Find every line in the records below that holds the word "Investment", and copy each one.

>> Begin Records to process

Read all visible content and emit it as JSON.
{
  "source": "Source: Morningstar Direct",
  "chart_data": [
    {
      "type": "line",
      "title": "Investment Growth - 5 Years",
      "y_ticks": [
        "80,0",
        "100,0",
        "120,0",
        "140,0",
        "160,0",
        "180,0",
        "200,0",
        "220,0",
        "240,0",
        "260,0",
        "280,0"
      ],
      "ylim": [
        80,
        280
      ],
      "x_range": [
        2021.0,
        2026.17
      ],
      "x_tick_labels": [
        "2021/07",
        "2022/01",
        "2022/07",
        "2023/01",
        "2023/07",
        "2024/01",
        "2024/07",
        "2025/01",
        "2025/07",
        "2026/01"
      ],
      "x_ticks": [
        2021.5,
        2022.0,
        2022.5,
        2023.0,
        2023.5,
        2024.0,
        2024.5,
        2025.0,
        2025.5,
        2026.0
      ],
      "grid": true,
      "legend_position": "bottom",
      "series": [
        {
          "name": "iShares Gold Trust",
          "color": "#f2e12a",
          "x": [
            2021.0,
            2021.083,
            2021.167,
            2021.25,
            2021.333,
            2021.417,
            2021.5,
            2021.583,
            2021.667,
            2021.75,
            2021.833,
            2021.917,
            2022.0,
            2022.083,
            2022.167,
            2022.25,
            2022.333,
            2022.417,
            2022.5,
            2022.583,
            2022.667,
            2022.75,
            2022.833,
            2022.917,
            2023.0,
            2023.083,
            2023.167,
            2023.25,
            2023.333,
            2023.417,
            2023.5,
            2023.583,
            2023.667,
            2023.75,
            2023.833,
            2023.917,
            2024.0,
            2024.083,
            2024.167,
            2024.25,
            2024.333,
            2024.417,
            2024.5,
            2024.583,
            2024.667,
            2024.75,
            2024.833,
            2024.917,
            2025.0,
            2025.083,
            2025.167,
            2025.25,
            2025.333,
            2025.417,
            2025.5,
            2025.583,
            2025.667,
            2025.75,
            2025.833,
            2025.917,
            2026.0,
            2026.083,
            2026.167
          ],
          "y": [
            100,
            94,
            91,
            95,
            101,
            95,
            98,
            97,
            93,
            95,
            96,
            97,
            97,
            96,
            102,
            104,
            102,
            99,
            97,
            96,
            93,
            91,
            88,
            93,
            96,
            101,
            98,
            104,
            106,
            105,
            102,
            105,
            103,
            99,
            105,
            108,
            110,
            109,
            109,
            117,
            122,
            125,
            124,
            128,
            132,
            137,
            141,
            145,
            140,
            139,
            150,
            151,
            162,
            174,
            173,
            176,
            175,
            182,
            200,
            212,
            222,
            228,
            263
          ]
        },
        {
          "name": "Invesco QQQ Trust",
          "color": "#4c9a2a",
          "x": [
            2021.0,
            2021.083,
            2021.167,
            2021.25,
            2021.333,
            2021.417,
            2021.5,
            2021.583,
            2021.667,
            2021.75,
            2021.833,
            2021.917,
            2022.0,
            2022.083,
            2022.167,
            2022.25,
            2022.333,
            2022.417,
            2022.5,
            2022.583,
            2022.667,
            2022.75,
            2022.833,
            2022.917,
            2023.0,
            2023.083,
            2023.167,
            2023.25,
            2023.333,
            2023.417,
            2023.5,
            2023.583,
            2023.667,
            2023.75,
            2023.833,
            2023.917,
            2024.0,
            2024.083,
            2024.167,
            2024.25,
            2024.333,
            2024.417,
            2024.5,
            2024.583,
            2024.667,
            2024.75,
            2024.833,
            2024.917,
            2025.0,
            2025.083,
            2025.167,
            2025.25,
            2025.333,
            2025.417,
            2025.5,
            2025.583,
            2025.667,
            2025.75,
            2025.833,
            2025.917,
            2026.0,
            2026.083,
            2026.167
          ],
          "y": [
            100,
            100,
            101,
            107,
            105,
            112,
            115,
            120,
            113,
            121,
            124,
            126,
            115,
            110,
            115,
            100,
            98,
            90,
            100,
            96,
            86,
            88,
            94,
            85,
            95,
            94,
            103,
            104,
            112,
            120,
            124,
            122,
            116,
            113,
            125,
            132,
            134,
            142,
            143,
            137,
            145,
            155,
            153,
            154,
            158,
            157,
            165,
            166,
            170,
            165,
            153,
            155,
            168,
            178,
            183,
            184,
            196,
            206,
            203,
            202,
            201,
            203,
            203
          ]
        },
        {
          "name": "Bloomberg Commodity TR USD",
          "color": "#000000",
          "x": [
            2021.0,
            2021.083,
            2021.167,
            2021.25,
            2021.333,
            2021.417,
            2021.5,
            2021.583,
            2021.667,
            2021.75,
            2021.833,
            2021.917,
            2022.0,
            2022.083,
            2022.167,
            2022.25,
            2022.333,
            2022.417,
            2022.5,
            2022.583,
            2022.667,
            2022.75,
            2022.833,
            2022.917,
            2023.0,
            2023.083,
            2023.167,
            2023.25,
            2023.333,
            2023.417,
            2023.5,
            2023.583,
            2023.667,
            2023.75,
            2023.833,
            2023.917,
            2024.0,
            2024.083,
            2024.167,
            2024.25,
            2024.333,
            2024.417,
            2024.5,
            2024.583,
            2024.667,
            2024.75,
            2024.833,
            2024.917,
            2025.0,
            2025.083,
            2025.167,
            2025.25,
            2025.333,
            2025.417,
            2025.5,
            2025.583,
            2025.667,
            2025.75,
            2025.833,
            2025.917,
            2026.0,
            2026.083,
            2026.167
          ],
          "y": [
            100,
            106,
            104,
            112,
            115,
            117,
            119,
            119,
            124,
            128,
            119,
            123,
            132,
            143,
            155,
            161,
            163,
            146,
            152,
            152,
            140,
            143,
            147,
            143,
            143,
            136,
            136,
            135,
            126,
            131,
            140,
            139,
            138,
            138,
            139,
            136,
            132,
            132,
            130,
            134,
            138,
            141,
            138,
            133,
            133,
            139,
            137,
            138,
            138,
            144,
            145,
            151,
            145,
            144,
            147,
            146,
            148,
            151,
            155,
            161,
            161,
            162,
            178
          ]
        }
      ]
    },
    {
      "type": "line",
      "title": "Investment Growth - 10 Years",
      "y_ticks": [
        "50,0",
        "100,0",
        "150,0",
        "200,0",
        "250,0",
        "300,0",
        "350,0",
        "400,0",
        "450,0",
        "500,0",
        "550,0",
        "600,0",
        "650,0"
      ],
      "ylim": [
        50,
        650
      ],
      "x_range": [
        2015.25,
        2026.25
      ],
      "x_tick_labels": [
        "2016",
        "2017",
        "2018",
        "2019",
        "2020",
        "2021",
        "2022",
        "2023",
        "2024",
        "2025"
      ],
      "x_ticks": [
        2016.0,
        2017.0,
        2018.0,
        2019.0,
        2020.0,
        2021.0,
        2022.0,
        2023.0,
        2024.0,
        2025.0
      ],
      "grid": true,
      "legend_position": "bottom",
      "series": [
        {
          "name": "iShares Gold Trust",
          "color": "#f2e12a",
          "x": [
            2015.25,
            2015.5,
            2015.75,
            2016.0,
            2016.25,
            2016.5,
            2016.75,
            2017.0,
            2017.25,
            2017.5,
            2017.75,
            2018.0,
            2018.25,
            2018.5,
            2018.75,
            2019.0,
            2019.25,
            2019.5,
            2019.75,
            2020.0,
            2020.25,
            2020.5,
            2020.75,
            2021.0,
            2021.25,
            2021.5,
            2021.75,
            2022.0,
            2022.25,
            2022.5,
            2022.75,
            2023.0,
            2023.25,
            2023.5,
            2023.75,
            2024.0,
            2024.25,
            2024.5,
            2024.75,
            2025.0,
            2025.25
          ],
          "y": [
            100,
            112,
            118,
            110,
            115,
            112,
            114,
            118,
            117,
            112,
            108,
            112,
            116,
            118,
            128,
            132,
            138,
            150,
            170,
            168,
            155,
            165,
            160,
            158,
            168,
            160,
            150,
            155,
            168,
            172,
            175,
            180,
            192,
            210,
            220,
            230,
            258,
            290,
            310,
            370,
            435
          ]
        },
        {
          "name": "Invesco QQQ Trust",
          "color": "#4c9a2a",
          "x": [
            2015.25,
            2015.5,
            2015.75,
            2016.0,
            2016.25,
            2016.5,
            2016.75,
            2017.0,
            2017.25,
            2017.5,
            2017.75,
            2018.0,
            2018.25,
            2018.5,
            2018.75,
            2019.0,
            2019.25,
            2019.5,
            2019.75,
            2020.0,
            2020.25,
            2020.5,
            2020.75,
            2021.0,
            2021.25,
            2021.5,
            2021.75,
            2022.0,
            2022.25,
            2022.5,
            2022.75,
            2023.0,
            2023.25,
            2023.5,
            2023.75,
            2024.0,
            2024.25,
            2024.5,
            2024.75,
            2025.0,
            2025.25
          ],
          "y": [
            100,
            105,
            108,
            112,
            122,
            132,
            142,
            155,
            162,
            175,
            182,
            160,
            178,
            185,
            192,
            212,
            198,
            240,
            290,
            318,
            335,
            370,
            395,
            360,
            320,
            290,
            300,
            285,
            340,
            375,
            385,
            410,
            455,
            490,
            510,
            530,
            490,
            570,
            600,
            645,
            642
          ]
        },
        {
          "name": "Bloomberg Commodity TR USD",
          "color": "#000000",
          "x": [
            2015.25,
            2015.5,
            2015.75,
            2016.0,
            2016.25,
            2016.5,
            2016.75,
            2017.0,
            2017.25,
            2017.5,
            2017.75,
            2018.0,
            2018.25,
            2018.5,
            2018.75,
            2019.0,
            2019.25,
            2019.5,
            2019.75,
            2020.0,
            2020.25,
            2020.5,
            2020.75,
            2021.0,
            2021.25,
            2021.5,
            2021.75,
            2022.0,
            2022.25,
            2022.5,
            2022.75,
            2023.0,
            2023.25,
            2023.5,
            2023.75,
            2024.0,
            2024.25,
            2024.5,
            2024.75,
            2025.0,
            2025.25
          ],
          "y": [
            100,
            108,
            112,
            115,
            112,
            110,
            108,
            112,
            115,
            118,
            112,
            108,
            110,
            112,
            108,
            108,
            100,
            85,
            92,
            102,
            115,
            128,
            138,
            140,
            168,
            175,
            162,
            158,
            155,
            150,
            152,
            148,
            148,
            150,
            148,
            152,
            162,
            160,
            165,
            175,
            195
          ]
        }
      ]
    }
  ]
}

>> End Records to process

Worked solution
      "title": "Investment Growth - 5 Years",
      "title": "Investment Growth - 10 Years",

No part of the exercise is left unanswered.